* [Aim] Transcribe every entry word for word. Skip the pictures.

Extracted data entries
= = =

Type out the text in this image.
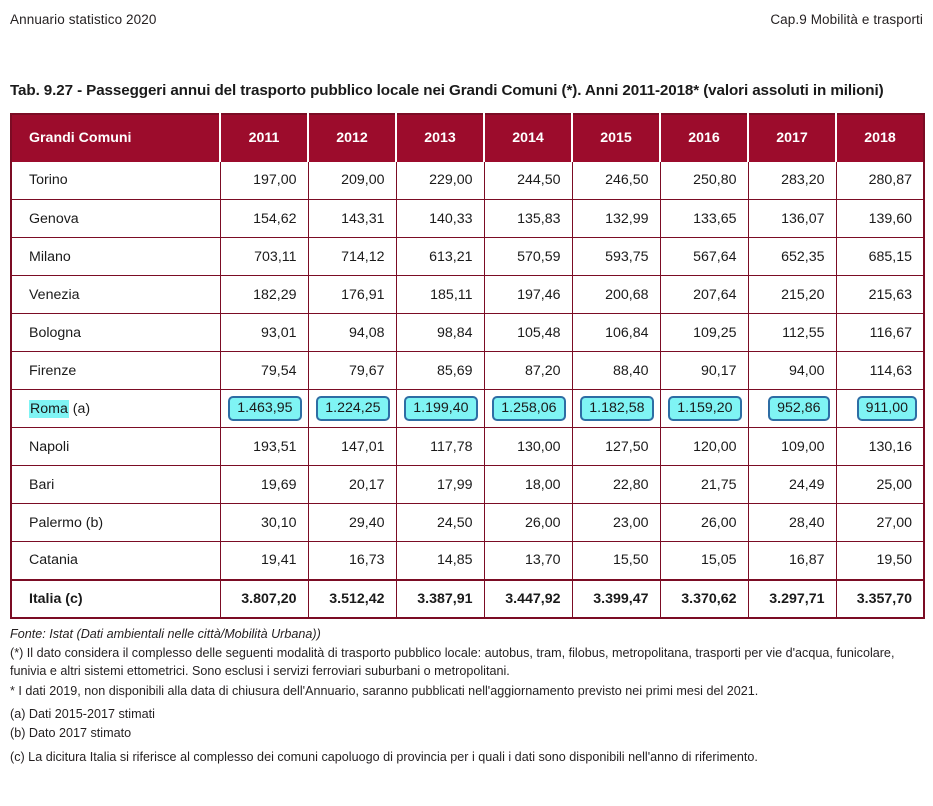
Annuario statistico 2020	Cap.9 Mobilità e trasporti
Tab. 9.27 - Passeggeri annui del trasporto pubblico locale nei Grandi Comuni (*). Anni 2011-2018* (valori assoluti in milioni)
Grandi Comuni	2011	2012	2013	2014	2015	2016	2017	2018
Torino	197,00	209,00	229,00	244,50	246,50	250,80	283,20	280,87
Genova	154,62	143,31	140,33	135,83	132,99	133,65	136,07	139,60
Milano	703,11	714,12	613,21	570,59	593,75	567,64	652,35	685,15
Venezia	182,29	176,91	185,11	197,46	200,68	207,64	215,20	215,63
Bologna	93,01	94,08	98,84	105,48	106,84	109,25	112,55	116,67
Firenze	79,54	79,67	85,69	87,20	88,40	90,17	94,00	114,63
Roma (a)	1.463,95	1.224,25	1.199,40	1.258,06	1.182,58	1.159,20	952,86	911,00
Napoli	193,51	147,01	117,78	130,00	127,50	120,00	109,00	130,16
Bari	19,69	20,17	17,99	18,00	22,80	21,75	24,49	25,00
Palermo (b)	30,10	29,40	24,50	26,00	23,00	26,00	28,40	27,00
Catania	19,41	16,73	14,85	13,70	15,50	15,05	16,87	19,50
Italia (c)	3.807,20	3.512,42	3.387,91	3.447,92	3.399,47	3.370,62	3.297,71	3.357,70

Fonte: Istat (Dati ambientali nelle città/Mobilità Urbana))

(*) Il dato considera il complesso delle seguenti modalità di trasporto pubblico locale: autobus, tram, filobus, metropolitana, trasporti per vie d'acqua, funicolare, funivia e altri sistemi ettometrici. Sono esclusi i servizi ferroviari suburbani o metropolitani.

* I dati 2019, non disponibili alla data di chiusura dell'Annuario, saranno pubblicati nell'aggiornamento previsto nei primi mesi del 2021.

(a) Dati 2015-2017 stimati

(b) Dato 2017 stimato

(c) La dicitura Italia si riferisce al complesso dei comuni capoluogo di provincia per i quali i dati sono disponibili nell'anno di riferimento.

= = =

* [Solution to this exercise]
Type out the text in this image.
Annuario statistico 2020	Cap.9 Mobilità e trasporti
Tab. 9.27 - Passeggeri annui del trasporto pubblico locale nei Grandi Comuni (*). Anni 2011-2018* (valori assoluti in milioni)
Grandi Comuni	2011	2012	2013	2014	2015	2016	2017	2018
Torino	197,00	209,00	229,00	244,50	246,50	250,80	283,20	280,87
Genova	154,62	143,31	140,33	135,83	132,99	133,65	136,07	139,60
Milano	703,11	714,12	613,21	570,59	593,75	567,64	652,35	685,15
Venezia	182,29	176,91	185,11	197,46	200,68	207,64	215,20	215,63
Bologna	93,01	94,08	98,84	105,48	106,84	109,25	112,55	116,67
Firenze	79,54	79,67	85,69	87,20	88,40	90,17	94,00	114,63
Roma (a)	1.463,95	1.224,25	1.199,40	1.258,06	1.182,58	1.159,20	952,86	911,00
Napoli	193,51	147,01	117,78	130,00	127,50	120,00	109,00	130,16
Bari	19,69	20,17	17,99	18,00	22,80	21,75	24,49	25,00
Palermo (b)	30,10	29,40	24,50	26,00	23,00	26,00	28,40	27,00
Catania	19,41	16,73	14,85	13,70	15,50	15,05	16,87	19,50
Italia (c)	3.807,20	3.512,42	3.387,91	3.447,92	3.399,47	3.370,62	3.297,71	3.357,70

Fonte: Istat (Dati ambientali nelle città/Mobilità Urbana))

(*) Il dato considera il complesso delle seguenti modalità di trasporto pubblico locale: autobus, tram, filobus, metropolitana, trasporti per vie d'acqua, funicolare, funivia e altri sistemi ettometrici. Sono esclusi i servizi ferroviari suburbani o metropolitani.

* I dati 2019, non disponibili alla data di chiusura dell'Annuario, saranno pubblicati nell'aggiornamento previsto nei primi mesi del 2021.

(a) Dati 2015-2017 stimati

(b) Dato 2017 stimato

(c) La dicitura Italia si riferisce al complesso dei comuni capoluogo di provincia per i quali i dati sono disponibili nell'anno di riferimento.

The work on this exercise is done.